_INSTRUCTIONS TO FOLLOW:_
Return every line of the data below without any changes, but leave out the pictures.

BEGIN SOURCE RECORDS

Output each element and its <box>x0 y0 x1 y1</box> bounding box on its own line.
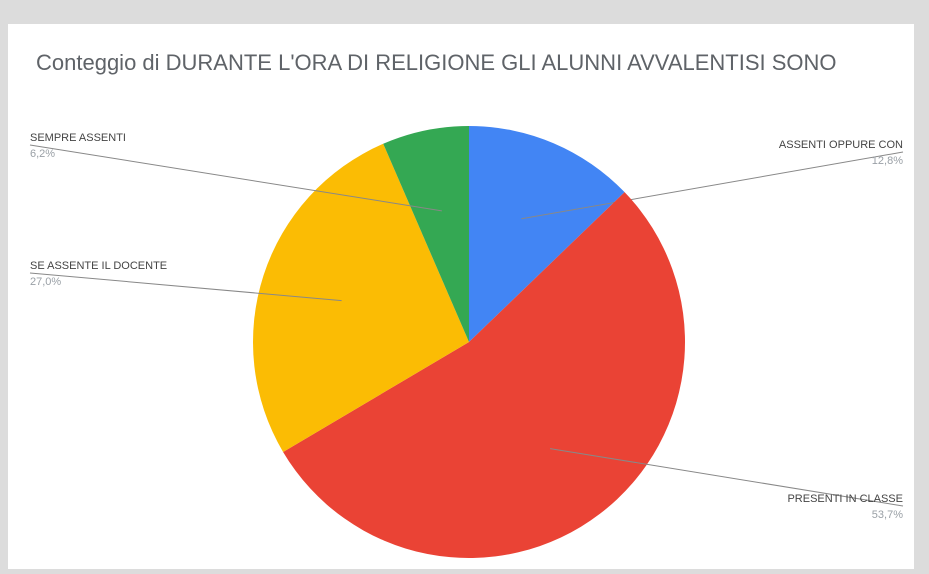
slice-percent-1: 53,7% <box>872 509 903 521</box>
pie-slice-3 <box>383 126 469 342</box>
slice-percent-0: 12,8% <box>872 155 903 167</box>
leader-line-1 <box>549 448 904 507</box>
leader-line-3 <box>29 144 442 212</box>
pie-chart: ASSENTI OPPURE CON 12,8% PRESENTI IN CLASS… <box>29 126 904 559</box>
pie-slice-1 <box>283 192 686 559</box>
pie-slice-2 <box>252 143 469 452</box>
leader-line-2 <box>29 272 342 302</box>
slice-label-2: SE ASSENTE IL DOCENTE <box>30 260 167 272</box>
slice-label-0: ASSENTI OPPURE CON <box>779 139 903 151</box>
chart-card: Conteggio di DURANTE L'ORA DI RELIGIONE … <box>8 24 914 569</box>
leader-line-0 <box>521 151 904 220</box>
slice-percent-2: 27,0% <box>30 276 61 288</box>
slice-percent-3: 6,2% <box>30 148 55 160</box>
slice-label-3: SEMPRE ASSENTI <box>30 132 126 144</box>
slice-label-1: PRESENTI IN CLASSE <box>787 493 903 505</box>
pie-slice-0 <box>469 126 625 342</box>
chart-title: Conteggio di DURANTE L'ORA DI RELIGIONE … <box>36 50 837 75</box>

END SOURCE RECORDS

_RESULT FOR THIS TASK:_
Output each element and its <box>x0 y0 x1 y1</box> bounding box on its own line.
slice-percent-1: 53,7% <box>872 509 903 521</box>
pie-slice-3 <box>383 126 469 342</box>
slice-percent-0: 12,8% <box>872 155 903 167</box>
leader-line-1 <box>549 448 904 507</box>
leader-line-3 <box>29 144 442 212</box>
pie-chart: ASSENTI OPPURE CON 12,8% PRESENTI IN CLASS… <box>29 126 904 559</box>
pie-slice-1 <box>283 192 686 559</box>
pie-slice-2 <box>252 143 469 452</box>
leader-line-2 <box>29 272 342 302</box>
slice-label-2: SE ASSENTE IL DOCENTE <box>30 260 167 272</box>
slice-label-0: ASSENTI OPPURE CON <box>779 139 903 151</box>
chart-card: Conteggio di DURANTE L'ORA DI RELIGIONE … <box>8 24 914 569</box>
leader-line-0 <box>521 151 904 220</box>
slice-percent-2: 27,0% <box>30 276 61 288</box>
slice-percent-3: 6,2% <box>30 148 55 160</box>
slice-label-3: SEMPRE ASSENTI <box>30 132 126 144</box>
slice-label-1: PRESENTI IN CLASSE <box>787 493 903 505</box>
pie-slice-0 <box>469 126 625 342</box>
chart-title: Conteggio di DURANTE L'ORA DI RELIGIONE … <box>36 50 837 75</box>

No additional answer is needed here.